- **Problem requirements**: Copy each line of the entries beneath that contains the word "were".
[start Items]
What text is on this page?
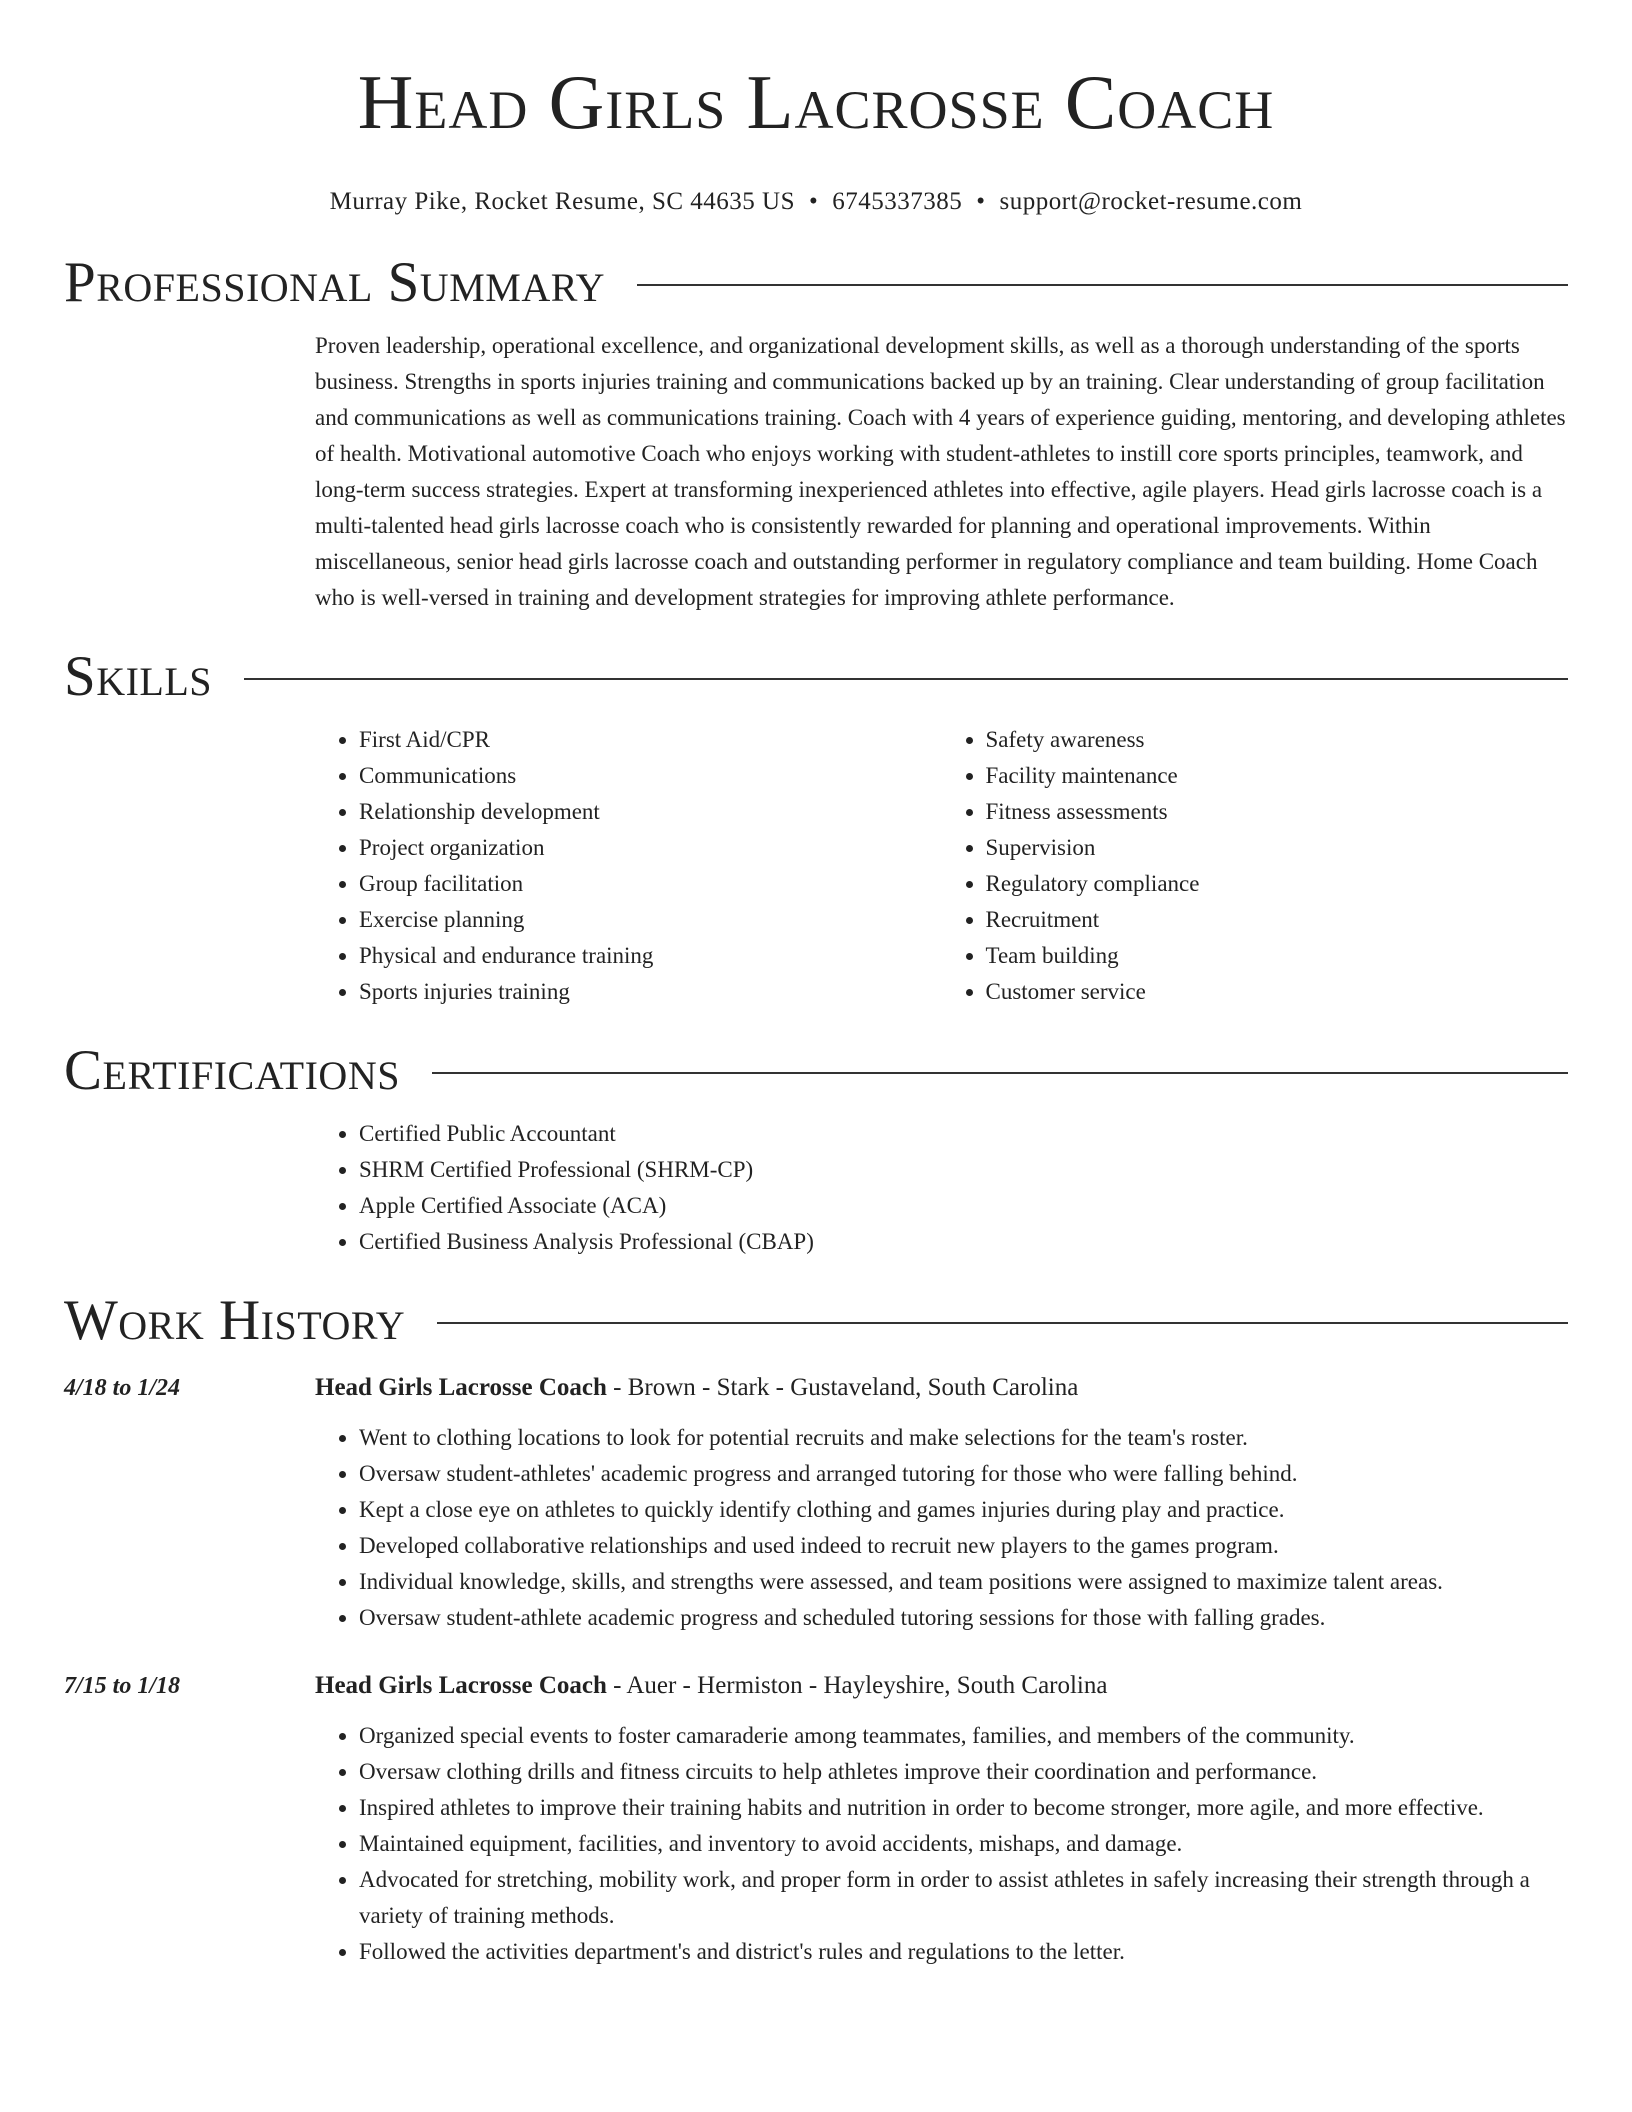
Head Girls Lacrosse Coach
Murray Pike, Rocket Resume, SC 44635 US • 6745337385 • support@rocket-resume.com
Professional Summary
Proven leadership, operational excellence, and organizational development skills, as well as a thorough understanding of the sports business. Strengths in sports injuries training and communications backed up by an training. Clear understanding of group facilitation and communications as well as communications training. Coach with 4 years of experience guiding, mentoring, and developing athletes of health. Motivational automotive Coach who enjoys working with student-athletes to instill core sports principles, teamwork, and long-term success strategies. Expert at transforming inexperienced athletes into effective, agile players. Head girls lacrosse coach is a multi-talented head girls lacrosse coach who is consistently rewarded for planning and operational improvements. Within miscellaneous, senior head girls lacrosse coach and outstanding performer in regulatory compliance and team building. Home Coach who is well-versed in training and development strategies for improving athlete performance.
Skills
• First Aid/CPR
• Communications
• Relationship development
• Project organization
• Group facilitation
• Exercise planning
• Physical and endurance training
• Sports injuries training
• Safety awareness
• Facility maintenance
• Fitness assessments
• Supervision
• Regulatory compliance
• Recruitment
• Team building
• Customer service
Certifications
• Certified Public Accountant
• SHRM Certified Professional (SHRM-CP)
• Apple Certified Associate (ACA)
• Certified Business Analysis Professional (CBAP)
Work History
4/18 to 1/24	Head Girls Lacrosse Coach - Brown - Stark - Gustaveland, South Carolina
• Went to clothing locations to look for potential recruits and make selections for the team's roster.
• Oversaw student-athletes' academic progress and arranged tutoring for those who were falling behind.
• Kept a close eye on athletes to quickly identify clothing and games injuries during play and practice.
• Developed collaborative relationships and used indeed to recruit new players to the games program.
• Individual knowledge, skills, and strengths were assessed, and team positions were assigned to maximize talent areas.
• Oversaw student-athlete academic progress and scheduled tutoring sessions for those with falling grades.
7/15 to 1/18	Head Girls Lacrosse Coach - Auer - Hermiston - Hayleyshire, South Carolina
• Organized special events to foster camaraderie among teammates, families, and members of the community.
• Oversaw clothing drills and fitness circuits to help athletes improve their coordination and performance.
• Inspired athletes to improve their training habits and nutrition in order to become stronger, more agile, and more effective.
• Maintained equipment, facilities, and inventory to avoid accidents, mishaps, and damage.
• Advocated for stretching, mobility work, and proper form in order to assist athletes in safely increasing their strength through a variety of training methods.
• Followed the activities department's and district's rules and regulations to the letter.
[end Items]
- **Completed task**:
• Oversaw student-athletes' academic progress and arranged tutoring for those who were falling behind.
• Individual knowledge, skills, and strengths were assessed, and team positions were assigned to maximize talent areas.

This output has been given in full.